SOURCE TEXT:
I’ve been an sf fan since that fateful day in 1970 when I discovered Dangerous Visions, and found a copy of an oldish issue of Galaxy with the cover torn off on my way home from the library.
I had read some science fiction previously-already in my headboard bookcase were copies of Dune, Stranger in a Strange Land, and I, Robot. There was Tolkien and a volume of Lovecraft’s tales.
So when I say that I’ve loved sf almost all of my life, I’m not kidding.
Somewhere in there, I procured copies of the best stories from The Hugo Winners, in three volumes. Those were fantastic pieces in every sense of the word, the highest art, and I cherished them along with the Nebula Awards winners volumes that came out every year.
Those stories were so good that those awards meant something to me-a standard of excellence perhaps.

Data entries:
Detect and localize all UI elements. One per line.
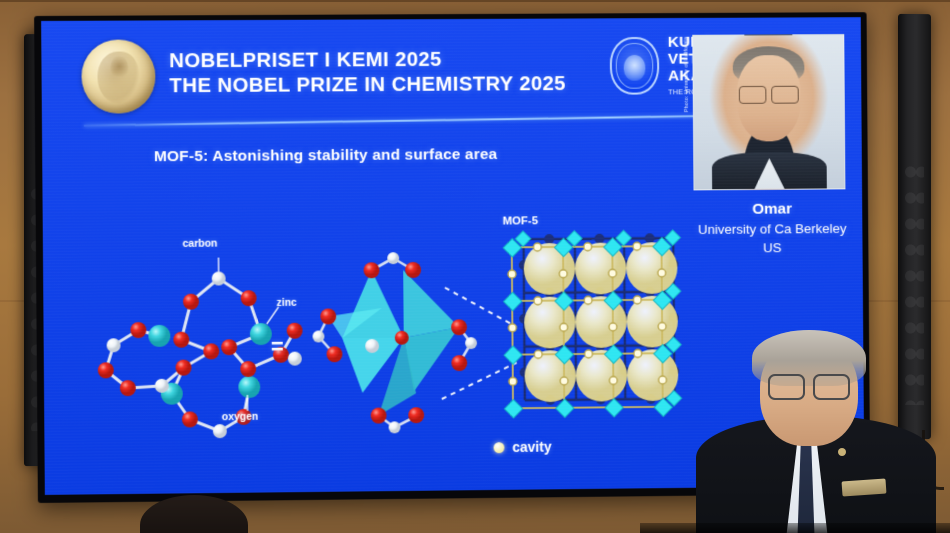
presenter-name-badge	[842, 478, 887, 496]
laureate-caption: Omar University of Ca Berkeley US	[634, 200, 865, 258]
nobel-medal-icon	[81, 39, 155, 113]
portrait-glasses-icon	[739, 86, 799, 102]
equals-sign: =	[271, 334, 284, 360]
presenter-lapel-pin	[838, 448, 846, 456]
presenter-glasses-icon	[768, 374, 850, 396]
slide-title-english: THE NOBEL PRIZE IN CHEMISTRY 2025	[169, 71, 566, 98]
slide-title-block: NOBELPRISET I KEMI 2025 THE NOBEL PRIZE …	[169, 46, 566, 98]
laureate-affiliation: University of Ca Berkeley	[634, 220, 865, 239]
nobel-profile-relief	[98, 51, 140, 103]
mof5-structure-label: MOF-5	[503, 215, 538, 227]
label-oxygen: oxygen	[222, 411, 259, 423]
academy-seal-face	[624, 55, 646, 81]
academy-seal-icon	[610, 36, 660, 94]
slide-subtitle: MOF-5: Astonishing stability and surface…	[154, 146, 497, 166]
laureate-portrait-wrap: Photo: University of California	[692, 34, 845, 190]
slide-title-swedish: NOBELPRISET I KEMI 2025	[169, 46, 566, 73]
presenter-at-podium	[690, 330, 940, 533]
label-carbon: carbon	[183, 238, 218, 250]
screenshot-stage: NOBELPRISET I KEMI 2025 THE NOBEL PRIZE …	[0, 0, 950, 533]
laureate-name: Omar	[634, 200, 865, 220]
photo-credit: Photo: University of California	[683, 37, 689, 112]
laureate-portrait	[692, 34, 845, 190]
laureate-country: US	[634, 238, 864, 257]
podium-edge	[640, 523, 950, 533]
cavity-legend-label: cavity	[512, 439, 551, 455]
cavity-legend: cavity	[494, 439, 552, 455]
cavity-dot-icon	[494, 442, 505, 453]
label-zinc: zinc	[276, 297, 296, 309]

SHORT TASK:
Summarize the reminiscence about becoming a science fiction fan in two sentences.

SOLUTION FOR THIS EXERCISE:
The writer has been a science fiction fan since 1970, when they discovered Dangerous Visions and found an older issue of Galaxy with its cover torn off, though they had already read books such as Dune, Stranger in a Strange Land, and I, Robot. They later cherished the three volumes of The Hugo Winners and the yearly Nebula Awards volumes, whose stories were so good that the awards came to stand for a standard of excellence.